Type every record exactly as it appears.

+ + + + +

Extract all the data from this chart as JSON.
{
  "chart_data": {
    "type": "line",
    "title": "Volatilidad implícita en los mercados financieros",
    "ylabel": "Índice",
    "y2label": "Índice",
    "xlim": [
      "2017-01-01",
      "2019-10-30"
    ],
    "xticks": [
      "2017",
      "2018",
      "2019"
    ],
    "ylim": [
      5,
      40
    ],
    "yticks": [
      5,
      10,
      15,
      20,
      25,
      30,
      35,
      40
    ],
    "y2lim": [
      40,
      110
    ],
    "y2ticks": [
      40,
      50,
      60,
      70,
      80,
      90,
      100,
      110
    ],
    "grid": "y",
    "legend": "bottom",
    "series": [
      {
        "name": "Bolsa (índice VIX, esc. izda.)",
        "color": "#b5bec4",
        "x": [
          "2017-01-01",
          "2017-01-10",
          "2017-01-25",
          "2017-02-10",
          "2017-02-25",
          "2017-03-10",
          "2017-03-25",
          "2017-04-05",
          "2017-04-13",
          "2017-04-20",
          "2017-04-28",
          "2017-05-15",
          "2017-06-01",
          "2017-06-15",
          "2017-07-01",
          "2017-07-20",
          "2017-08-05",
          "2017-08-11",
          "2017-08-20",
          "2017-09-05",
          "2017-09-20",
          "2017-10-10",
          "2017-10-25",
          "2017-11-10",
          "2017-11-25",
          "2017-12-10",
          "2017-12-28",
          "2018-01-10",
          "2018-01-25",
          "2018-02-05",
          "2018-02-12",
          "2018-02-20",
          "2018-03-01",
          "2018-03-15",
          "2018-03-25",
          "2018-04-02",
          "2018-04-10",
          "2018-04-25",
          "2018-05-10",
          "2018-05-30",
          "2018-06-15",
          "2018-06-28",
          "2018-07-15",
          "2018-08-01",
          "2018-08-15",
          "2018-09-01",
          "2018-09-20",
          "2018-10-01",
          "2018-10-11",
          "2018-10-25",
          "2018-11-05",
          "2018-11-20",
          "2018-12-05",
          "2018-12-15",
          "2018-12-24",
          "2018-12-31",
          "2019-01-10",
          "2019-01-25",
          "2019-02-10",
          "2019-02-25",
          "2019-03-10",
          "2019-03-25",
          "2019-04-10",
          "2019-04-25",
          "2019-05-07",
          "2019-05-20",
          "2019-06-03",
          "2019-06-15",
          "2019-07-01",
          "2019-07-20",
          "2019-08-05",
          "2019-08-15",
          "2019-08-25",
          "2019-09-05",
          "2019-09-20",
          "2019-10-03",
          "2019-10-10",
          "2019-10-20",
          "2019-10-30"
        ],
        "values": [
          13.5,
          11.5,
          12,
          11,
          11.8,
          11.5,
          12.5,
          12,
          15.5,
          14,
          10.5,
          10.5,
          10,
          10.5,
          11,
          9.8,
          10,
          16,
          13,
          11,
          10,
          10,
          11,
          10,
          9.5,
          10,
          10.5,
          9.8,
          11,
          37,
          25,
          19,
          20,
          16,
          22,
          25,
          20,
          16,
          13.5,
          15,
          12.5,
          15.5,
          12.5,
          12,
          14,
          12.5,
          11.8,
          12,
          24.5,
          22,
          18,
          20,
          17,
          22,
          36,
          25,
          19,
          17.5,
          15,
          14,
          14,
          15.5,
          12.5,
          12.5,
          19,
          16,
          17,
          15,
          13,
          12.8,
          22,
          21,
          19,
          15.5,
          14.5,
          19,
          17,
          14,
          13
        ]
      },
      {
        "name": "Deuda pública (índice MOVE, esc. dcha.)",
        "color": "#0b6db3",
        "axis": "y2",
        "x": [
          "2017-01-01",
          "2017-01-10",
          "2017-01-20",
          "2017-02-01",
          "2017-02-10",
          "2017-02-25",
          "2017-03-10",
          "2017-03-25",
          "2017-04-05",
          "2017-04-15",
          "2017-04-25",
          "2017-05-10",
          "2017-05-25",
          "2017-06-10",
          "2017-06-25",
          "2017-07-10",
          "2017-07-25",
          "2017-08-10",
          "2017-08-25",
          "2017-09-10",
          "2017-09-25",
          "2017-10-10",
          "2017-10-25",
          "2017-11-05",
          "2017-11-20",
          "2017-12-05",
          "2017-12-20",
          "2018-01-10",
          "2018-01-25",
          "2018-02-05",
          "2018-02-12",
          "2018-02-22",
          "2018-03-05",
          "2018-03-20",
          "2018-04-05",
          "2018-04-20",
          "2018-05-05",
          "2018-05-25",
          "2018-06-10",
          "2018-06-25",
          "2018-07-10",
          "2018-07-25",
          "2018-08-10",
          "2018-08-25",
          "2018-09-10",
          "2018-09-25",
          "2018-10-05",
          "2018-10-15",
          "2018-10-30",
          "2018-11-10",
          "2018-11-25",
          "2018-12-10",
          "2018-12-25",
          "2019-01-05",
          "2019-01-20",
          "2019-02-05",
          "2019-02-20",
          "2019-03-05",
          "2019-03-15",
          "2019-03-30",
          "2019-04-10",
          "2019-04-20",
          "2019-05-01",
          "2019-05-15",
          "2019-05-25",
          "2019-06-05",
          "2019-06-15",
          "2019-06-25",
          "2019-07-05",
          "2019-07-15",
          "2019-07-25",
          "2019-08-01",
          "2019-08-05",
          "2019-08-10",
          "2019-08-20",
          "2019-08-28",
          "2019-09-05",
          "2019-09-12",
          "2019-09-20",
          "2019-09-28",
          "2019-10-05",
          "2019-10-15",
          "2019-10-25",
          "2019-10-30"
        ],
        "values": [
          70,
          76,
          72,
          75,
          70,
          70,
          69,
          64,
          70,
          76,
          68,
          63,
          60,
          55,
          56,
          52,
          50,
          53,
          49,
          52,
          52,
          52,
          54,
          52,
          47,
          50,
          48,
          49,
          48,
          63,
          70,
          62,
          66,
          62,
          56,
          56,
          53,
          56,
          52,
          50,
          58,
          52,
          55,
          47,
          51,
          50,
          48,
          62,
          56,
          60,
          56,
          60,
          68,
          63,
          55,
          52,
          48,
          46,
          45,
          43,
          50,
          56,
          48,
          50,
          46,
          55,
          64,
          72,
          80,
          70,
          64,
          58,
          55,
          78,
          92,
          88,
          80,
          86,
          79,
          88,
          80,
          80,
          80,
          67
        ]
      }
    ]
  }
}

+ + + + +

**TASK ANSWER**
Extract all the data from this chart as JSON.
{
  "chart_data": {
    "type": "line",
    "title": "Volatilidad implícita en los mercados financieros",
    "ylabel": "Índice",
    "y2label": "Índice",
    "xlim": [
      "2017-01-01",
      "2019-10-30"
    ],
    "xticks": [
      "2017",
      "2018",
      "2019"
    ],
    "ylim": [
      5,
      40
    ],
    "yticks": [
      5,
      10,
      15,
      20,
      25,
      30,
      35,
      40
    ],
    "y2lim": [
      40,
      110
    ],
    "y2ticks": [
      40,
      50,
      60,
      70,
      80,
      90,
      100,
      110
    ],
    "grid": "y",
    "legend": "bottom",
    "series": [
      {
        "name": "Bolsa (índice VIX, esc. izda.)",
        "color": "#b5bec4",
        "x": [
          "2017-01-01",
          "2017-01-10",
          "2017-01-25",
          "2017-02-10",
          "2017-02-25",
          "2017-03-10",
          "2017-03-25",
          "2017-04-05",
          "2017-04-13",
          "2017-04-20",
          "2017-04-28",
          "2017-05-15",
          "2017-06-01",
          "2017-06-15",
          "2017-07-01",
          "2017-07-20",
          "2017-08-05",
          "2017-08-11",
          "2017-08-20",
          "2017-09-05",
          "2017-09-20",
          "2017-10-10",
          "2017-10-25",
          "2017-11-10",
          "2017-11-25",
          "2017-12-10",
          "2017-12-28",
          "2018-01-10",
          "2018-01-25",
          "2018-02-05",
          "2018-02-12",
          "2018-02-20",
          "2018-03-01",
          "2018-03-15",
          "2018-03-25",
          "2018-04-02",
          "2018-04-10",
          "2018-04-25",
          "2018-05-10",
          "2018-05-30",
          "2018-06-15",
          "2018-06-28",
          "2018-07-15",
          "2018-08-01",
          "2018-08-15",
          "2018-09-01",
          "2018-09-20",
          "2018-10-01",
          "2018-10-11",
          "2018-10-25",
          "2018-11-05",
          "2018-11-20",
          "2018-12-05",
          "2018-12-15",
          "2018-12-24",
          "2018-12-31",
          "2019-01-10",
          "2019-01-25",
          "2019-02-10",
          "2019-02-25",
          "2019-03-10",
          "2019-03-25",
          "2019-04-10",
          "2019-04-25",
          "2019-05-07",
          "2019-05-20",
          "2019-06-03",
          "2019-06-15",
          "2019-07-01",
          "2019-07-20",
          "2019-08-05",
          "2019-08-15",
          "2019-08-25",
          "2019-09-05",
          "2019-09-20",
          "2019-10-03",
          "2019-10-10",
          "2019-10-20",
          "2019-10-30"
        ],
        "values": [
          13.5,
          11.5,
          12,
          11,
          11.8,
          11.5,
          12.5,
          12,
          15.5,
          14,
          10.5,
          10.5,
          10,
          10.5,
          11,
          9.8,
          10,
          16,
          13,
          11,
          10,
          10,
          11,
          10,
          9.5,
          10,
          10.5,
          9.8,
          11,
          37,
          25,
          19,
          20,
          16,
          22,
          25,
          20,
          16,
          13.5,
          15,
          12.5,
          15.5,
          12.5,
          12,
          14,
          12.5,
          11.8,
          12,
          24.5,
          22,
          18,
          20,
          17,
          22,
          36,
          25,
          19,
          17.5,
          15,
          14,
          14,
          15.5,
          12.5,
          12.5,
          19,
          16,
          17,
          15,
          13,
          12.8,
          22,
          21,
          19,
          15.5,
          14.5,
          19,
          17,
          14,
          13
        ]
      },
      {
        "name": "Deuda pública (índice MOVE, esc. dcha.)",
        "color": "#0b6db3",
        "axis": "y2",
        "x": [
          "2017-01-01",
          "2017-01-10",
          "2017-01-20",
          "2017-02-01",
          "2017-02-10",
          "2017-02-25",
          "2017-03-10",
          "2017-03-25",
          "2017-04-05",
          "2017-04-15",
          "2017-04-25",
          "2017-05-10",
          "2017-05-25",
          "2017-06-10",
          "2017-06-25",
          "2017-07-10",
          "2017-07-25",
          "2017-08-10",
          "2017-08-25",
          "2017-09-10",
          "2017-09-25",
          "2017-10-10",
          "2017-10-25",
          "2017-11-05",
          "2017-11-20",
          "2017-12-05",
          "2017-12-20",
          "2018-01-10",
          "2018-01-25",
          "2018-02-05",
          "2018-02-12",
          "2018-02-22",
          "2018-03-05",
          "2018-03-20",
          "2018-04-05",
          "2018-04-20",
          "2018-05-05",
          "2018-05-25",
          "2018-06-10",
          "2018-06-25",
          "2018-07-10",
          "2018-07-25",
          "2018-08-10",
          "2018-08-25",
          "2018-09-10",
          "2018-09-25",
          "2018-10-05",
          "2018-10-15",
          "2018-10-30",
          "2018-11-10",
          "2018-11-25",
          "2018-12-10",
          "2018-12-25",
          "2019-01-05",
          "2019-01-20",
          "2019-02-05",
          "2019-02-20",
          "2019-03-05",
          "2019-03-15",
          "2019-03-30",
          "2019-04-10",
          "2019-04-20",
          "2019-05-01",
          "2019-05-15",
          "2019-05-25",
          "2019-06-05",
          "2019-06-15",
          "2019-06-25",
          "2019-07-05",
          "2019-07-15",
          "2019-07-25",
          "2019-08-01",
          "2019-08-05",
          "2019-08-10",
          "2019-08-20",
          "2019-08-28",
          "2019-09-05",
          "2019-09-12",
          "2019-09-20",
          "2019-09-28",
          "2019-10-05",
          "2019-10-15",
          "2019-10-25",
          "2019-10-30"
        ],
        "values": [
          70,
          76,
          72,
          75,
          70,
          70,
          69,
          64,
          70,
          76,
          68,
          63,
          60,
          55,
          56,
          52,
          50,
          53,
          49,
          52,
          52,
          52,
          54,
          52,
          47,
          50,
          48,
          49,
          48,
          63,
          70,
          62,
          66,
          62,
          56,
          56,
          53,
          56,
          52,
          50,
          58,
          52,
          55,
          47,
          51,
          50,
          48,
          62,
          56,
          60,
          56,
          60,
          68,
          63,
          55,
          52,
          48,
          46,
          45,
          43,
          50,
          56,
          48,
          50,
          46,
          55,
          64,
          72,
          80,
          70,
          64,
          58,
          55,
          78,
          92,
          88,
          80,
          86,
          79,
          88,
          80,
          80,
          80,
          67
        ]
      }
    ]
  }
}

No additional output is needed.